* STATED GOAL
Print exactly the lines that run from the line containing "Read all visible content and emit it as JSON." to the line containing "Enumerate this screenshot's", both included, and nothing else; pictures stay out.

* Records
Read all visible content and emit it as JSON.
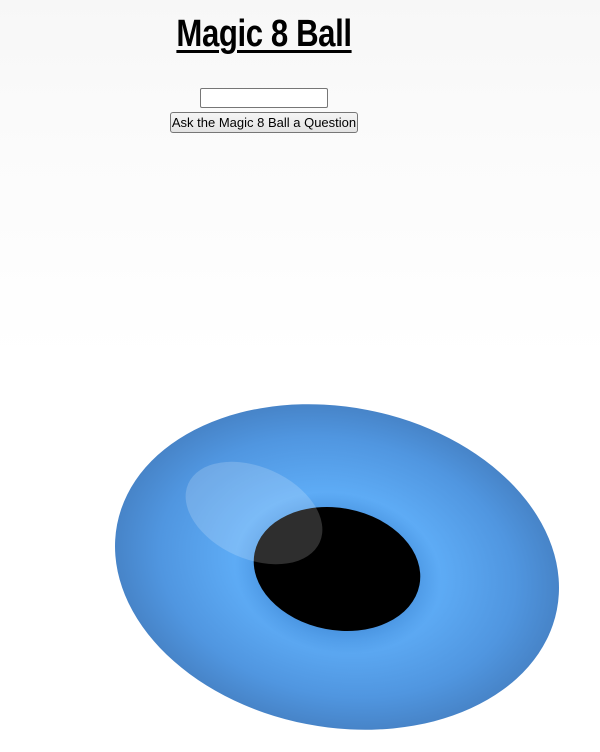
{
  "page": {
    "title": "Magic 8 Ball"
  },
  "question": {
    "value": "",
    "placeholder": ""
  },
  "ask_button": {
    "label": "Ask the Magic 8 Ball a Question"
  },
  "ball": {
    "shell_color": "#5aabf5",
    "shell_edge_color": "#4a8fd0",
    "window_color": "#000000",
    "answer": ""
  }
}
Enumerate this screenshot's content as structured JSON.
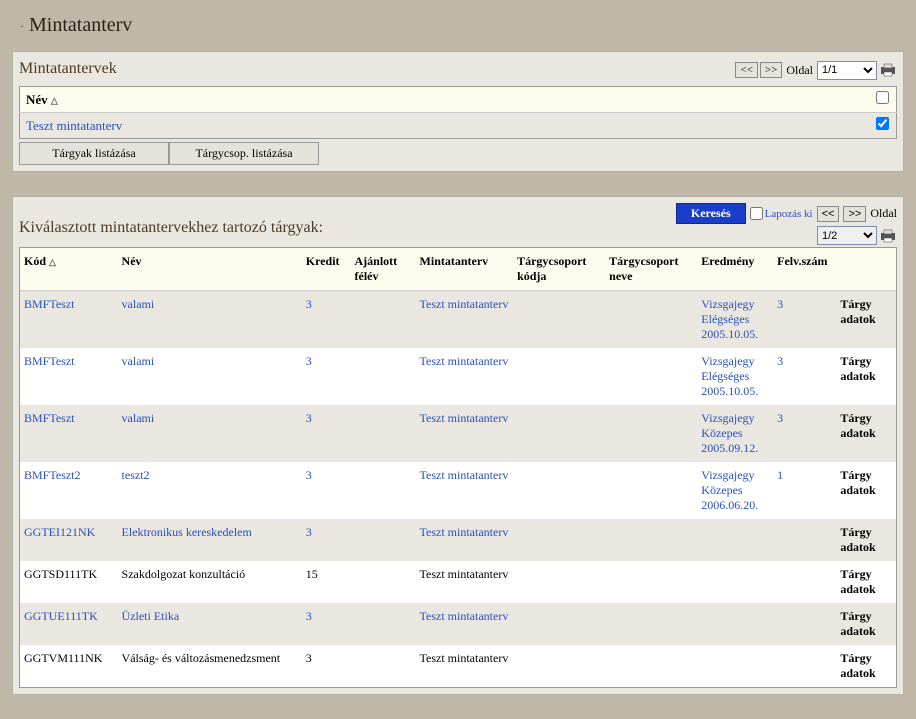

...

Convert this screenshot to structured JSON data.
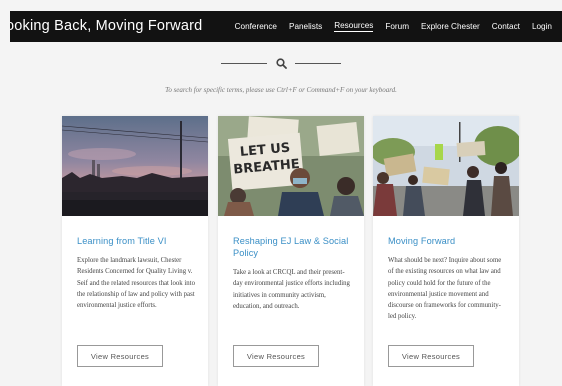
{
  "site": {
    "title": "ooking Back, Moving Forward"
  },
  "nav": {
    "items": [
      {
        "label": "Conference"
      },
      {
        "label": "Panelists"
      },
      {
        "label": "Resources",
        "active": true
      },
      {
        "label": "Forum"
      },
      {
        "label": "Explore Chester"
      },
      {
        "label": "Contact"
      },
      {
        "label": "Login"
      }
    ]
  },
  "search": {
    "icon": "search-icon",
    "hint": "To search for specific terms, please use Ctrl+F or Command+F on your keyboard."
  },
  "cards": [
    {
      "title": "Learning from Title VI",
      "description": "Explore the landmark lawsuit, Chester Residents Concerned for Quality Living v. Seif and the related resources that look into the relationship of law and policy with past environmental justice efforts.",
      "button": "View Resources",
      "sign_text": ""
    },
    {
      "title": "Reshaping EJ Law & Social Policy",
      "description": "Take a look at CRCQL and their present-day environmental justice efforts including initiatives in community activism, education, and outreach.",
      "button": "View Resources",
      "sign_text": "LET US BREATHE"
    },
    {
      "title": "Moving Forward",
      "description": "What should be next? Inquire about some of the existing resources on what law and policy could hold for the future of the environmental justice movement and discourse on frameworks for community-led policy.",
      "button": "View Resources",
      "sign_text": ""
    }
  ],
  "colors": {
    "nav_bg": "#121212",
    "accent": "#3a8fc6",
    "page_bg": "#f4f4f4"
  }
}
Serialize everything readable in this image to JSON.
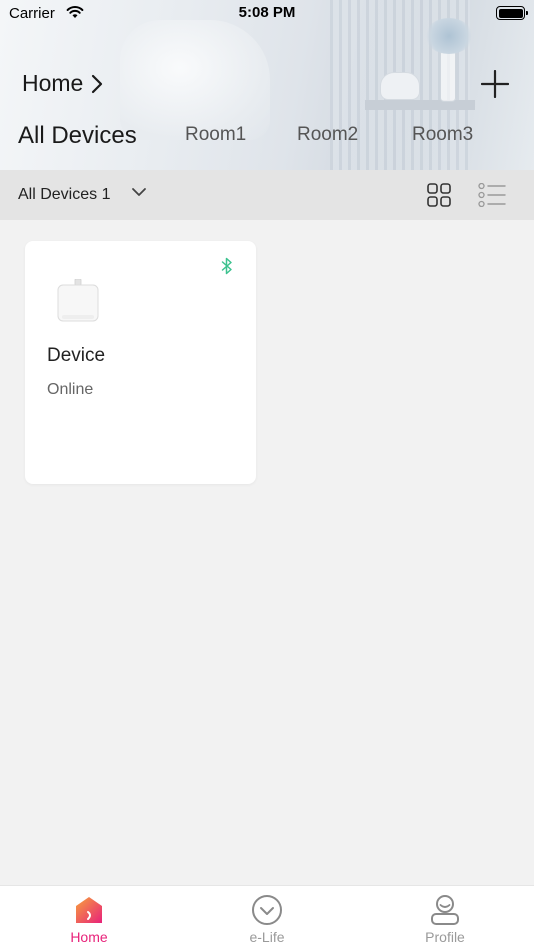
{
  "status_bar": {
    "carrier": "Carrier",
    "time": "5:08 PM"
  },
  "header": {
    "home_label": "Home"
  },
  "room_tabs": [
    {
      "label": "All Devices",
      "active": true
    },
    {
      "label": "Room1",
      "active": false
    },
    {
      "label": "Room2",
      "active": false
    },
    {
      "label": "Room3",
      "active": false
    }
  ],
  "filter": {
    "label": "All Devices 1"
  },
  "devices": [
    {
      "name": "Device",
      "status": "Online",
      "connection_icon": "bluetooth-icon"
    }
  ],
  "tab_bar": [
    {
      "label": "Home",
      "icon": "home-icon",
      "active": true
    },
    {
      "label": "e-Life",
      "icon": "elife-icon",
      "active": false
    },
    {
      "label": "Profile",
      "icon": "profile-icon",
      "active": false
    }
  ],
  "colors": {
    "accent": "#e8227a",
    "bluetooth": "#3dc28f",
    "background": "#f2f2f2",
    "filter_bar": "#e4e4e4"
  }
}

* WORKED ANSWER
Read all visible content and emit it as JSON.
{
  "page": {
    "title": "Magic 8 Ball"
  },
  "question": {
    "value": "",
    "placeholder": ""
  },
  "ask_button": {
    "label": "Ask the Magic 8 Ball a Question"
  },
  "ball": {
    "shell_color": "#5aabf5",
    "shell_edge_color": "#4a8fd0",
    "window_color": "#000000",
    "answer": ""
  }
}
Enumerate this screenshot's content as structured JSON.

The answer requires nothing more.